Collected data entries
----------------------------------------

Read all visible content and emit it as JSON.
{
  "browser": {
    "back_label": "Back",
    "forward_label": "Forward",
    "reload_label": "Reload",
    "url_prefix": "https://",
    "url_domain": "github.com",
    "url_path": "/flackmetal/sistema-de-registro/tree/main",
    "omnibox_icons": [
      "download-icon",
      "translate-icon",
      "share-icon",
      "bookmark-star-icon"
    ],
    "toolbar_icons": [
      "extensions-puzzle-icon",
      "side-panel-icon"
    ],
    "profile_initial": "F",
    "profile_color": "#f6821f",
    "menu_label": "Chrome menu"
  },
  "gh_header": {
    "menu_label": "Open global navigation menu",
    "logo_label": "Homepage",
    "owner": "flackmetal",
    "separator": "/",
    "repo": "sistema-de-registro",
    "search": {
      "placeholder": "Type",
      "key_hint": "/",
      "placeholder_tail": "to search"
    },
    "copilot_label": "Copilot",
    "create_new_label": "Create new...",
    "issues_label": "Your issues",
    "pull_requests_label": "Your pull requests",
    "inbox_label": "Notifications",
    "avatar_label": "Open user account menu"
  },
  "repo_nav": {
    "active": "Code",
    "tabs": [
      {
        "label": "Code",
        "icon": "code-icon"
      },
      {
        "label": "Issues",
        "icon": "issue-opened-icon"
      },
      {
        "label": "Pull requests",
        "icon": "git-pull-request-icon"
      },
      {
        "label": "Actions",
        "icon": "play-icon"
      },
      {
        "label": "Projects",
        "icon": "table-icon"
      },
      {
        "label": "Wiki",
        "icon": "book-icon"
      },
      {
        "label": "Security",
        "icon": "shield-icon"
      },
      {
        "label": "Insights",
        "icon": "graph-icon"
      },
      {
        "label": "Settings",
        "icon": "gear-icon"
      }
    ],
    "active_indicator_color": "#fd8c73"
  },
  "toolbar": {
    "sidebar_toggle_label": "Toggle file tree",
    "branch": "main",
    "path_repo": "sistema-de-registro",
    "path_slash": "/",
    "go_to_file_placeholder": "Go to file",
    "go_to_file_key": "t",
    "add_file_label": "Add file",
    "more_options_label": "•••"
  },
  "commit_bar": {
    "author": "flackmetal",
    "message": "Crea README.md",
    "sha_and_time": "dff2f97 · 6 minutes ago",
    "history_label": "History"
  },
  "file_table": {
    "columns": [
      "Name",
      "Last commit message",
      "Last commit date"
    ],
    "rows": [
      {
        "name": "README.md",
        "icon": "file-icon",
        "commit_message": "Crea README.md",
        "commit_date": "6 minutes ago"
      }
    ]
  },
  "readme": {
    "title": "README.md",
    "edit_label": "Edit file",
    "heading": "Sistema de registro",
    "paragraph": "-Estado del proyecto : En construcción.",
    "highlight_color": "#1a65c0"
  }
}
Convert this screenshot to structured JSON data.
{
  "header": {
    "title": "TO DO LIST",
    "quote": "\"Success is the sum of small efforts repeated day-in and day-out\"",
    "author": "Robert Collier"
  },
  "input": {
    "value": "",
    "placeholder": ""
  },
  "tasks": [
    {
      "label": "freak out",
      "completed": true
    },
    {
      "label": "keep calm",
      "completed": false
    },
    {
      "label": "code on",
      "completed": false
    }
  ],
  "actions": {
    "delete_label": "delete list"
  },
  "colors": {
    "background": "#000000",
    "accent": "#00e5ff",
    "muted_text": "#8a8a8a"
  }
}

----------------------------------------

• Exercise description
Reproduce each line of the material containing the word "Your".

• Exercise answer
    "issues_label": "Your issues",
    "pull_requests_label": "Your pull requests",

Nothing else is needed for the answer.